Scan the entries below and extract each line with the word "text" in it.
### Exercise inputs ###
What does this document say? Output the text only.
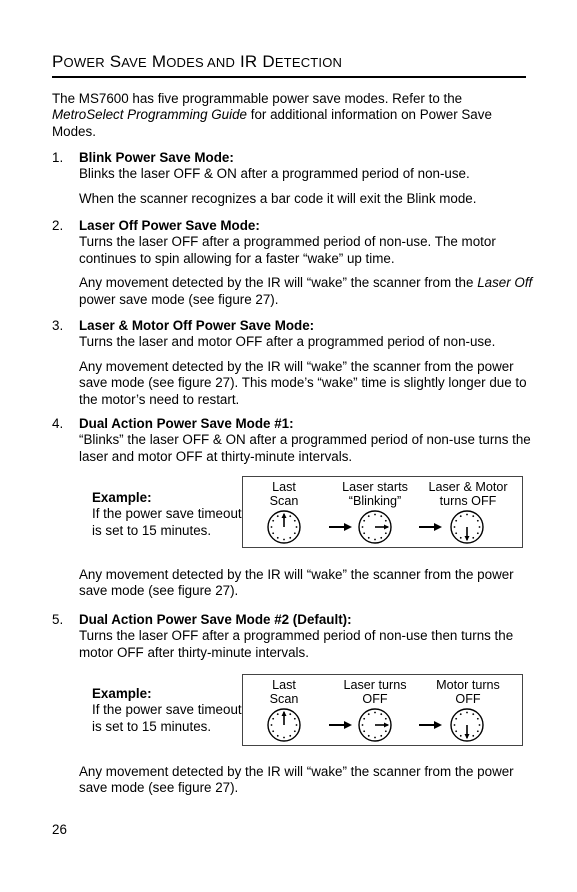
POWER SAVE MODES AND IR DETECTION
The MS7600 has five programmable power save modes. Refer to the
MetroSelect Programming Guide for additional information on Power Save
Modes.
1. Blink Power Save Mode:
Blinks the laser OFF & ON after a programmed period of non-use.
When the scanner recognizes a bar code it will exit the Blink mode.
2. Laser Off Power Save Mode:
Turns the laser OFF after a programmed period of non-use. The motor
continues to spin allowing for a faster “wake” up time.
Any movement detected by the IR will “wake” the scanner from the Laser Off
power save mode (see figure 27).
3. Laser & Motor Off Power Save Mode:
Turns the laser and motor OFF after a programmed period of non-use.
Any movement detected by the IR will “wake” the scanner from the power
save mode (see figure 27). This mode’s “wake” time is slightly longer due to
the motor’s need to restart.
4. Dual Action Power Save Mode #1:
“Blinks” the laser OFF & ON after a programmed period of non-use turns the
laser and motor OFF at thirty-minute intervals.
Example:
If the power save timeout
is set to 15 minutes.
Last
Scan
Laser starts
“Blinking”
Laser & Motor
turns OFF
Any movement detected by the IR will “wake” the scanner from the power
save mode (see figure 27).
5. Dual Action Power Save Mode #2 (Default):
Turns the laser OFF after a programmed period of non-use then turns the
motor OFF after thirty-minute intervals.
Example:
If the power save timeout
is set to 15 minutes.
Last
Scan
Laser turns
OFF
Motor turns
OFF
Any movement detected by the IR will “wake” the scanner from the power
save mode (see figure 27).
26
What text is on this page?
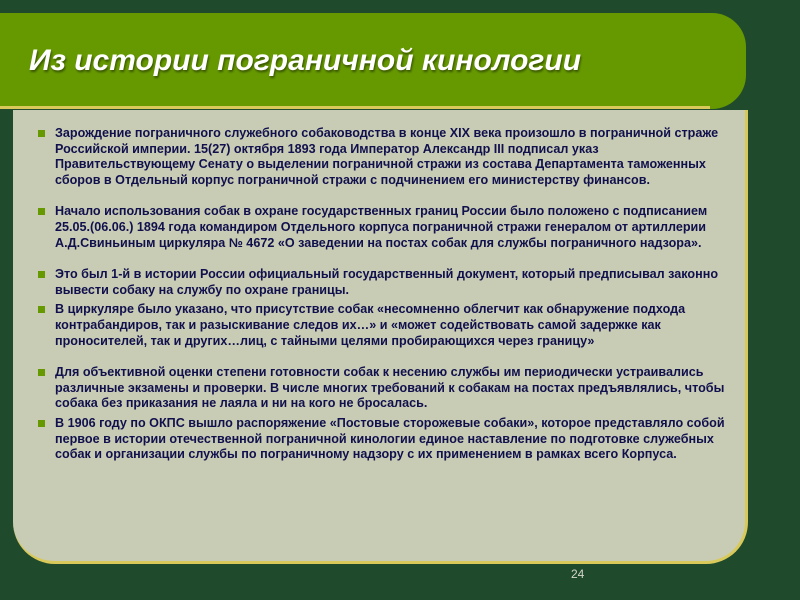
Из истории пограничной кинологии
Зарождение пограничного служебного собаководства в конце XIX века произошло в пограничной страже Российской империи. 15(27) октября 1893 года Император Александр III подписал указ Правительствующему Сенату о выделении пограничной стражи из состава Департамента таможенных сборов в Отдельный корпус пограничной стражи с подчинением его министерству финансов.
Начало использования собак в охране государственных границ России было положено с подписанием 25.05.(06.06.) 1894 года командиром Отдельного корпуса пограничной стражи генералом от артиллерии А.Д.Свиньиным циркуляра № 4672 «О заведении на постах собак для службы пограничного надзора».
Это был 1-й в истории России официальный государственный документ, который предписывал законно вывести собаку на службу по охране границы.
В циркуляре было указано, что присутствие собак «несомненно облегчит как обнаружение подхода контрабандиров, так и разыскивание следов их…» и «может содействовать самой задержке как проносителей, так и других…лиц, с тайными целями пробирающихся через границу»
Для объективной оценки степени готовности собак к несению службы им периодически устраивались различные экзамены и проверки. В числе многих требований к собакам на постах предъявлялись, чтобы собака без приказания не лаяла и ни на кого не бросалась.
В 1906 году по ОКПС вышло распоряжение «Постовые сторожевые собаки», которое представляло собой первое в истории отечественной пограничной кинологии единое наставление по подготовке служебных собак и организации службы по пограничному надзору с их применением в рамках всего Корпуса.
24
###
### Exercise inputs ###
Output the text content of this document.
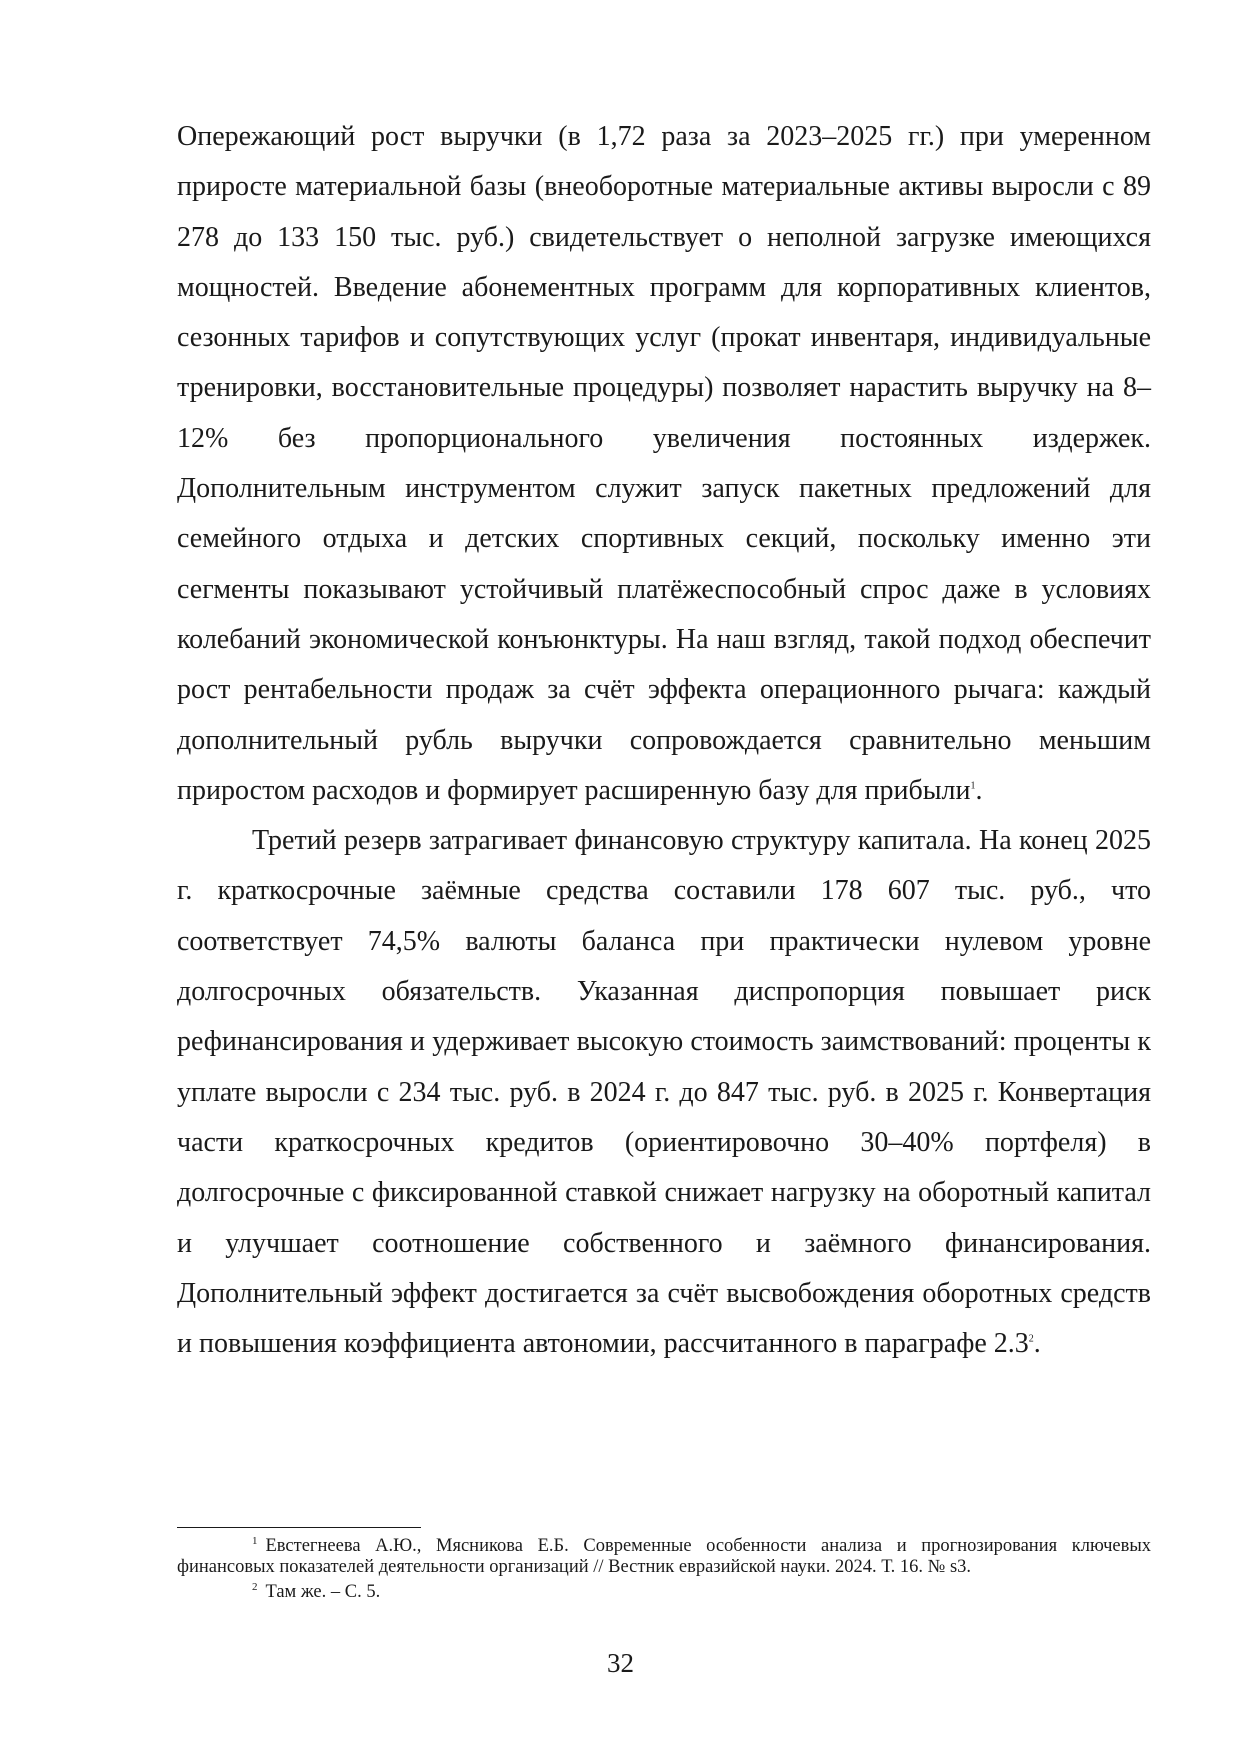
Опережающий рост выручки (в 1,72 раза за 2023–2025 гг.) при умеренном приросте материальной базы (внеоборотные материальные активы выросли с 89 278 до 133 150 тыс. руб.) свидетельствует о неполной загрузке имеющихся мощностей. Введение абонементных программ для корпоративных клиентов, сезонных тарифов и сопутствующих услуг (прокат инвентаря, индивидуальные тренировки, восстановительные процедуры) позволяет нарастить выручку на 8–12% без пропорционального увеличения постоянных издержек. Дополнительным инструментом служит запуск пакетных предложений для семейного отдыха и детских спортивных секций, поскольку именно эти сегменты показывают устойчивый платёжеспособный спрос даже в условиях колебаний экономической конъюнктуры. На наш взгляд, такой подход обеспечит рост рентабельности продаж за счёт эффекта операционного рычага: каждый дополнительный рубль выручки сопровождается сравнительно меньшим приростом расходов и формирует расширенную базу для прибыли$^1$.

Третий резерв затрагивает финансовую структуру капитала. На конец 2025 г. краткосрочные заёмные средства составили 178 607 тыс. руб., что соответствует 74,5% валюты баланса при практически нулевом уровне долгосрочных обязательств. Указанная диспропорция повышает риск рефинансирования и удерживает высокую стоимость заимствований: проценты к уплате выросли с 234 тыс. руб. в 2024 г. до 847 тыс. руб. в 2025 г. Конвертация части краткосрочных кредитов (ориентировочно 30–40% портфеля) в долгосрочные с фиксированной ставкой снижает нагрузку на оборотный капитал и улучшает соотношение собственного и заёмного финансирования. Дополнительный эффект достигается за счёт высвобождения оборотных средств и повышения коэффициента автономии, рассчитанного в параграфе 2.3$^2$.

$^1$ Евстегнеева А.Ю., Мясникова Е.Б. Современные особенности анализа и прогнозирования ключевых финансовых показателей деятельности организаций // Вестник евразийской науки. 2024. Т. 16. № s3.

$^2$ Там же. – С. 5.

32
###
### Exercise output:
What does this document say? Output the text only.
What text is on this page?
Output the text content of this document.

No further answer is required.